(Task directions): Write out every entry word for word.
▼
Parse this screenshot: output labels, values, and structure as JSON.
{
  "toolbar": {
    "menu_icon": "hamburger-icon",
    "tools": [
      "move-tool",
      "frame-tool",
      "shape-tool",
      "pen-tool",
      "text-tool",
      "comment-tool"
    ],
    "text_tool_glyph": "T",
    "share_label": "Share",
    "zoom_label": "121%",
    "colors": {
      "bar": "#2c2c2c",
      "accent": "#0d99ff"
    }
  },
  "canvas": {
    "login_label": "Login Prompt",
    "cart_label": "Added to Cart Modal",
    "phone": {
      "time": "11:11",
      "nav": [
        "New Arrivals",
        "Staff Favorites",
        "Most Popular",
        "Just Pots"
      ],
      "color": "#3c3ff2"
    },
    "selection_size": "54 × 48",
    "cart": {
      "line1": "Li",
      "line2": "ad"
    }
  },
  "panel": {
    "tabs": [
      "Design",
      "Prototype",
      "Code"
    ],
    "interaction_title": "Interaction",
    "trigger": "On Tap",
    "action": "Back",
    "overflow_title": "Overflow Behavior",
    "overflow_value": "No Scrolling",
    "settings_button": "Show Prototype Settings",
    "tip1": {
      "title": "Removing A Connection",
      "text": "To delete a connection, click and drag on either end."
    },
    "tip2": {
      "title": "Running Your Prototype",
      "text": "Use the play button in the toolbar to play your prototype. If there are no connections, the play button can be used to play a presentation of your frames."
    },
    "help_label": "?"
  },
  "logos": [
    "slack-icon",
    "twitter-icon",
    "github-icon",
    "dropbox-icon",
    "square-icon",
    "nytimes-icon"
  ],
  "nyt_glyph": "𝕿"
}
▲
(Response):
Parse this screenshot: output labels, values, and structure as JSON.
{
  "toolbar": {
    "menu_icon": "hamburger-icon",
    "tools": [
      "move-tool",
      "frame-tool",
      "shape-tool",
      "pen-tool",
      "text-tool",
      "comment-tool"
    ],
    "text_tool_glyph": "T",
    "share_label": "Share",
    "zoom_label": "121%",
    "colors": {
      "bar": "#2c2c2c",
      "accent": "#0d99ff"
    }
  },
  "canvas": {
    "login_label": "Login Prompt",
    "cart_label": "Added to Cart Modal",
    "phone": {
      "time": "11:11",
      "nav": [
        "New Arrivals",
        "Staff Favorites",
        "Most Popular",
        "Just Pots"
      ],
      "color": "#3c3ff2"
    },
    "selection_size": "54 × 48",
    "cart": {
      "line1": "Li",
      "line2": "ad"
    }
  },
  "panel": {
    "tabs": [
      "Design",
      "Prototype",
      "Code"
    ],
    "interaction_title": "Interaction",
    "trigger": "On Tap",
    "action": "Back",
    "overflow_title": "Overflow Behavior",
    "overflow_value": "No Scrolling",
    "settings_button": "Show Prototype Settings",
    "tip1": {
      "title": "Removing A Connection",
      "text": "To delete a connection, click and drag on either end."
    },
    "tip2": {
      "title": "Running Your Prototype",
      "text": "Use the play button in the toolbar to play your prototype. If there are no connections, the play button can be used to play a presentation of your frames."
    },
    "help_label": "?"
  },
  "logos": [
    "slack-icon",
    "twitter-icon",
    "github-icon",
    "dropbox-icon",
    "square-icon",
    "nytimes-icon"
  ],
  "nyt_glyph": "𝕿"
}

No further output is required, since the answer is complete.